───── Given text
What is Diabetes?
Diabetes is a health condition that arises from the presence of excess blood sugar or glucose in the blood. During digestion, food is broken down into absorbable forms, one of which is glucose. In a functional system, this glucose is absorbed into the cells from the blood, with the help of insulin – a hormone produced by the pancreas. There are two main types of diabetes; Type 1 diabetes, where the pancreas does not produce insulin and Type 2 diabetes, where the body fails to properly use the insulin produced by the pancreas. In both cases, glucose cannot be absorbed into the body cells, leading to a buildup of glucose in the blood. This buildup leads to serious negative health complications, if not immediately attended to. For someone living with diabetes, maintaining balanced blood glucose levels through structured dieting, adequate physical activity and medications, is key. Having real-time knowledge of glucose levels in the blood at all times, helps with making informed decisions on how to manage diabetes. Thanks to rapidly evolving technology, such real-time data is easily obtained through a process termed Continuous Glucose monitoring (CGM).
What is Continuous Glucose Monitoring (CGM)?
Continuous Glucose Monitoring (CGM) is simply the process of closely observing blood sugar levels to ensure its stability. This process is achieved with the help of a wearable device called a Continuous Glucose Monitor. How does CGM work?
──────────
───── Dataset content
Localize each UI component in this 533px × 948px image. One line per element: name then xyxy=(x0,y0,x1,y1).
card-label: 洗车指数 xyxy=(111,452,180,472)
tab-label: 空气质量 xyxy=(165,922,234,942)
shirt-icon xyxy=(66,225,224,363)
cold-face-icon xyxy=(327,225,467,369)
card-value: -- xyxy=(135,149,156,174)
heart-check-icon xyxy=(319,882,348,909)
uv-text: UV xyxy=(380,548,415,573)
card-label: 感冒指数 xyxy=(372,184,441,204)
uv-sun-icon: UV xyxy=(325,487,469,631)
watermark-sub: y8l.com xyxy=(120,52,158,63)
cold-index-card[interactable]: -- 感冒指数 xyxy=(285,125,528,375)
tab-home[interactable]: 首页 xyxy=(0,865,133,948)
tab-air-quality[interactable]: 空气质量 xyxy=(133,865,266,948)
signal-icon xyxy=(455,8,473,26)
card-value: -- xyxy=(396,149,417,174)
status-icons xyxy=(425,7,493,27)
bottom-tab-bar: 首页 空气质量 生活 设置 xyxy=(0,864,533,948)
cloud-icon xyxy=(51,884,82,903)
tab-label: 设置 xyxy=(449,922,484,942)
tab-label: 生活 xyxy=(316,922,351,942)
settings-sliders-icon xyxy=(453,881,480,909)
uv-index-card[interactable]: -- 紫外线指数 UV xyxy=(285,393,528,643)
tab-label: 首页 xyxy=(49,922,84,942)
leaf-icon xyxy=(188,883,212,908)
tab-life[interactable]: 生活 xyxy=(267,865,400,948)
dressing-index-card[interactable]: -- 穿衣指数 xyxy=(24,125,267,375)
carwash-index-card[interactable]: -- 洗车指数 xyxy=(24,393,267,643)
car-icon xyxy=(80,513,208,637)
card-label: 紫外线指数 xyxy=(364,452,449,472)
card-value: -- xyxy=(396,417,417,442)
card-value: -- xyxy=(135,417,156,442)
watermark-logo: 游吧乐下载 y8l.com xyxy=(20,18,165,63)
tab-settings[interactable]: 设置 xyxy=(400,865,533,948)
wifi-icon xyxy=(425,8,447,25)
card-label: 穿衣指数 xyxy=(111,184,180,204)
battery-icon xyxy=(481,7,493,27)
──────────
What you will do:
According to the text on diabetes, what hormone helps cells absorb glucose from the blood, and which organ produces it? The listing is material separate from the text on diabetes.

Answer to this task:
Insulin, which the pancreas produces.